▸ **ENTRIES PROVIDED**
===

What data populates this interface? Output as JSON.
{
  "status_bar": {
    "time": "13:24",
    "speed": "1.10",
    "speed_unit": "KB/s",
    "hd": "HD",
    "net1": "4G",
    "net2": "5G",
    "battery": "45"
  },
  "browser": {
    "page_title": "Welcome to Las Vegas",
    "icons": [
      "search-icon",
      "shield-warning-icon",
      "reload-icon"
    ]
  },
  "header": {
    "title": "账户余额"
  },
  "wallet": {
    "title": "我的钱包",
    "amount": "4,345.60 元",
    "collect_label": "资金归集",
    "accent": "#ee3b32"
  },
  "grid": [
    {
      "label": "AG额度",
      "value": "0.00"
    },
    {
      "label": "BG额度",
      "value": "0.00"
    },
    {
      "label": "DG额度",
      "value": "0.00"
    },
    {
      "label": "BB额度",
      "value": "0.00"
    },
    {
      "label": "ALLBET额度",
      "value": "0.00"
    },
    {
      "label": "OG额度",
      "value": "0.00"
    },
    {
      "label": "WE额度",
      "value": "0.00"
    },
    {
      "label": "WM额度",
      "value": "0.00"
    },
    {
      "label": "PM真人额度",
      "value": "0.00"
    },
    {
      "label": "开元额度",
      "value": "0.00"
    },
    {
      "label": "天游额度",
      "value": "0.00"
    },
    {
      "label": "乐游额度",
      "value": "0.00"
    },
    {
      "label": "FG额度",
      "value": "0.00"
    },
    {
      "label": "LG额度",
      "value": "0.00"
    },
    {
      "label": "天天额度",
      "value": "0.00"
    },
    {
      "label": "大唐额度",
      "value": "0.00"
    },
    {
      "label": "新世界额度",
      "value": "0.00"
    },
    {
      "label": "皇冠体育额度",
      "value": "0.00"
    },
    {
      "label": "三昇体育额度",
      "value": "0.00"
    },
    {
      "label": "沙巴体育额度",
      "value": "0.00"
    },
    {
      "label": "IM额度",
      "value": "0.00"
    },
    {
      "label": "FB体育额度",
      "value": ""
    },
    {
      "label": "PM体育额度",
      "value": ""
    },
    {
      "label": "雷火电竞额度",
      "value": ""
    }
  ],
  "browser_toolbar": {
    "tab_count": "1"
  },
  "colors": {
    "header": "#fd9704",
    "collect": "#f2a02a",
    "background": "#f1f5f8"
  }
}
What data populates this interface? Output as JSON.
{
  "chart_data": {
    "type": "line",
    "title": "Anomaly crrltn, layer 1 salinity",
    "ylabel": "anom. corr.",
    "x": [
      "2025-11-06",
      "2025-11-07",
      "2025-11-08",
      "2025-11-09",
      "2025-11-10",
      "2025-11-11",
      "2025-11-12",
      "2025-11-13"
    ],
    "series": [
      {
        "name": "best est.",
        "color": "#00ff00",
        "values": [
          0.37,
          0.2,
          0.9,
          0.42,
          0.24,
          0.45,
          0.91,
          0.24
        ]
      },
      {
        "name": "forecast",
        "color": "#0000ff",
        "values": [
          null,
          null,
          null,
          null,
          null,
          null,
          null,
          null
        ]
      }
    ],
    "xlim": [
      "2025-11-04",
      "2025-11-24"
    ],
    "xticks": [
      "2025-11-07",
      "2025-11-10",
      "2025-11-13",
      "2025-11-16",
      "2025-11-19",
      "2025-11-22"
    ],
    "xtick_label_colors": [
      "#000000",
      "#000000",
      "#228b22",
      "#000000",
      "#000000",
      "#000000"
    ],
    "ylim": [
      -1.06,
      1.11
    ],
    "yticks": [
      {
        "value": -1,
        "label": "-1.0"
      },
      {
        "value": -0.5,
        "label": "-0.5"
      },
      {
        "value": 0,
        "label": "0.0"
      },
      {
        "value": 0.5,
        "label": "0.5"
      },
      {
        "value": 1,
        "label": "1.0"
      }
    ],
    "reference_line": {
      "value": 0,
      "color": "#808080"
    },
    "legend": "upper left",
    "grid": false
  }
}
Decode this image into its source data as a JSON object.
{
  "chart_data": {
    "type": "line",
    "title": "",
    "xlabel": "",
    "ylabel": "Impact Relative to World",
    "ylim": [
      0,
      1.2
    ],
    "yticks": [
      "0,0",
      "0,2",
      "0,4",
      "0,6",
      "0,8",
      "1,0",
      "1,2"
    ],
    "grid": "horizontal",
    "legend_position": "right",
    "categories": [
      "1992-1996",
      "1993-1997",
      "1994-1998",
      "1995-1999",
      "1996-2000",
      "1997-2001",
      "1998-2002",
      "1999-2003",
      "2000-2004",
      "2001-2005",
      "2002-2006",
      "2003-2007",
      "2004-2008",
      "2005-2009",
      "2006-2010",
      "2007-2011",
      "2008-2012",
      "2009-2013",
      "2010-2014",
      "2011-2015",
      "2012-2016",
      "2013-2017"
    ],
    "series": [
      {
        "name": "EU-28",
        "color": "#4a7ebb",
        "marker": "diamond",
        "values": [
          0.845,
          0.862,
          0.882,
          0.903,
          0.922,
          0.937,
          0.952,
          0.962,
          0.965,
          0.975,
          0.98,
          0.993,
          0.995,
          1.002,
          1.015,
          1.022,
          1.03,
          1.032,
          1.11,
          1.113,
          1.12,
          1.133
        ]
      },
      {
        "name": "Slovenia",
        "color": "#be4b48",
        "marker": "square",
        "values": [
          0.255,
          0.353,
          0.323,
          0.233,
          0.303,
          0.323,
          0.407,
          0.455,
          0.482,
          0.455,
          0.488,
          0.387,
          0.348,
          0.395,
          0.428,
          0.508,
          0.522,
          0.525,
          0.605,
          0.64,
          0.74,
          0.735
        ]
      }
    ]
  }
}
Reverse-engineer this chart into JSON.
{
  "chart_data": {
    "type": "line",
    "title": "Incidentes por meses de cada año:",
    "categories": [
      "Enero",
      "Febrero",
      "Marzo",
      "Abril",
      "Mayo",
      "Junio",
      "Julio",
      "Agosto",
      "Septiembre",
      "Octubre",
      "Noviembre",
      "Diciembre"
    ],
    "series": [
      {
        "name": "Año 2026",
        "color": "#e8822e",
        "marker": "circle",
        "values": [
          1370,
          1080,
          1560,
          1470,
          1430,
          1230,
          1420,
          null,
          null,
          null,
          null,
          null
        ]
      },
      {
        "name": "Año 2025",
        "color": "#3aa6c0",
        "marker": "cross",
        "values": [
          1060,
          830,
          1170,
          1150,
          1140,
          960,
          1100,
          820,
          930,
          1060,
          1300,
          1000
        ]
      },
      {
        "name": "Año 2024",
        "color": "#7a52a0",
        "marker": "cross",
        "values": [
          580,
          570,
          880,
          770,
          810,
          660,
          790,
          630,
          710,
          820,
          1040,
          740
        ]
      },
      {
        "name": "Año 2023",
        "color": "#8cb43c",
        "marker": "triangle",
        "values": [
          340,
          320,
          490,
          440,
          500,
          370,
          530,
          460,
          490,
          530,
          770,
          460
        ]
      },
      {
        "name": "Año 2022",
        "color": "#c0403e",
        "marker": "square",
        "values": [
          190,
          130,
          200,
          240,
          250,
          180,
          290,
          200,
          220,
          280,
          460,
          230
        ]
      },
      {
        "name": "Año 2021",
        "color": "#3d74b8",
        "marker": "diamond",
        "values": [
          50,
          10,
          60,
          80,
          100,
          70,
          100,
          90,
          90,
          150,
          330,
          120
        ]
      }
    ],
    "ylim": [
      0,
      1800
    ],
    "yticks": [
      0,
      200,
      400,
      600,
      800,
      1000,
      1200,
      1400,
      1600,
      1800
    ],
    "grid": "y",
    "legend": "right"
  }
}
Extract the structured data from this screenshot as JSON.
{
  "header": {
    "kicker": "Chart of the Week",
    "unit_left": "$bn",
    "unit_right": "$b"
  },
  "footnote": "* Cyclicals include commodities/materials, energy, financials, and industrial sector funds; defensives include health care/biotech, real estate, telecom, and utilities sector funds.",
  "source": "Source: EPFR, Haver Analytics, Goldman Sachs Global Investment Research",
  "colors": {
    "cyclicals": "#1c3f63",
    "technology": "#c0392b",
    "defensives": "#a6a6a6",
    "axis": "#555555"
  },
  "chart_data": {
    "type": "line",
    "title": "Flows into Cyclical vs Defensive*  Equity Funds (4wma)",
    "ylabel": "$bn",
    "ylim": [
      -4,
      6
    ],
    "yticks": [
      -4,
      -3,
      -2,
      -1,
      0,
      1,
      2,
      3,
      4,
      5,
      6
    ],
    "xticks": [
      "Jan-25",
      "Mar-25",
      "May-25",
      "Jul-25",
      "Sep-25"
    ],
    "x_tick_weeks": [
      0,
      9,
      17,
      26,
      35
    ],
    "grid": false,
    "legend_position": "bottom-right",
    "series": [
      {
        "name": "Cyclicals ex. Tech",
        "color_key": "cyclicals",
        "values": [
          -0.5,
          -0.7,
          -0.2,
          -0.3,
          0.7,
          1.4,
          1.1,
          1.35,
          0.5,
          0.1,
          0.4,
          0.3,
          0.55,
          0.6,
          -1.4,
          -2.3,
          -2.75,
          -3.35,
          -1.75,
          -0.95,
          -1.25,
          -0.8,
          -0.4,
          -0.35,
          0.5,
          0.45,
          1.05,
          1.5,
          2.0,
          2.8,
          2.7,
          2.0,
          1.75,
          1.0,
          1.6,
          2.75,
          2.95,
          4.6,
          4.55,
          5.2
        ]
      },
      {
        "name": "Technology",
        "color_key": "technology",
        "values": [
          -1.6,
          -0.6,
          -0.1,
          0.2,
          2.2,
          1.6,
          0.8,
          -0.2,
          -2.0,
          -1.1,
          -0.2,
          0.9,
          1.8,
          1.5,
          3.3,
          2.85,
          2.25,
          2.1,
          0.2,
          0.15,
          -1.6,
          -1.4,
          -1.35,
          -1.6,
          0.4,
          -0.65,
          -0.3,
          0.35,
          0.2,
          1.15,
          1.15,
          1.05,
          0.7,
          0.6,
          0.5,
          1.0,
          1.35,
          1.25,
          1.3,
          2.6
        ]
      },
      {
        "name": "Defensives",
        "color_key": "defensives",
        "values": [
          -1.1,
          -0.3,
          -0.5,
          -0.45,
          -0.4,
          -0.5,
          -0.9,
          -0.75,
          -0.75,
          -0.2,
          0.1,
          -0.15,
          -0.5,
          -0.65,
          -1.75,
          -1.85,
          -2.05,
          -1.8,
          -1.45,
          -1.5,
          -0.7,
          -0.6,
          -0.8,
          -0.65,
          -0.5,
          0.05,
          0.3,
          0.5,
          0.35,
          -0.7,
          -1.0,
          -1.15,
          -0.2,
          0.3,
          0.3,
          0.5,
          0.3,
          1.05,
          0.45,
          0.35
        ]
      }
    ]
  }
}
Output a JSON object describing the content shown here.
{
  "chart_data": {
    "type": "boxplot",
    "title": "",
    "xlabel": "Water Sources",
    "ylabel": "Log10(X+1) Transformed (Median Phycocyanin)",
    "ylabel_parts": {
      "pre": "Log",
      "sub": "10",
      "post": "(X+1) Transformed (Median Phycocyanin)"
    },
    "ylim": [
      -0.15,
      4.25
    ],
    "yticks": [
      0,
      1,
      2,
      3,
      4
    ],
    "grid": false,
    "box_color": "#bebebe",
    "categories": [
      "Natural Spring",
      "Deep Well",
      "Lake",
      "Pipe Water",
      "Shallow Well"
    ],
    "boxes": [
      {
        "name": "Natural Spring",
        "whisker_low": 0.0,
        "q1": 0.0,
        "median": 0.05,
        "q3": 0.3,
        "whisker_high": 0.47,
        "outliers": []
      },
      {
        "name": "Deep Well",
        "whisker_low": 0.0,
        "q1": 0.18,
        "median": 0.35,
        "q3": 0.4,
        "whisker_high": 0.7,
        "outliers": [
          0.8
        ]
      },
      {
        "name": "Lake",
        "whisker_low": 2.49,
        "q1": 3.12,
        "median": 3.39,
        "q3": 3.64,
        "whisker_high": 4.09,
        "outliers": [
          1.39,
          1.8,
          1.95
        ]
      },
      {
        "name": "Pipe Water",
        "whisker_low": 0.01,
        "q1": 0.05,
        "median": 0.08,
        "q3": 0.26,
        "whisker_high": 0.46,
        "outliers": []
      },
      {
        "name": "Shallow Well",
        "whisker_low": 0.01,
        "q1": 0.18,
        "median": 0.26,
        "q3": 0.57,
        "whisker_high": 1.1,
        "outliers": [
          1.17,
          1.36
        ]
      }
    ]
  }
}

===

▸ **TASK TO COMPLETE**
Find every line in the entries that includes the word "Well", then state how many there are and nothing else.

▸ **TASK RESULT**
4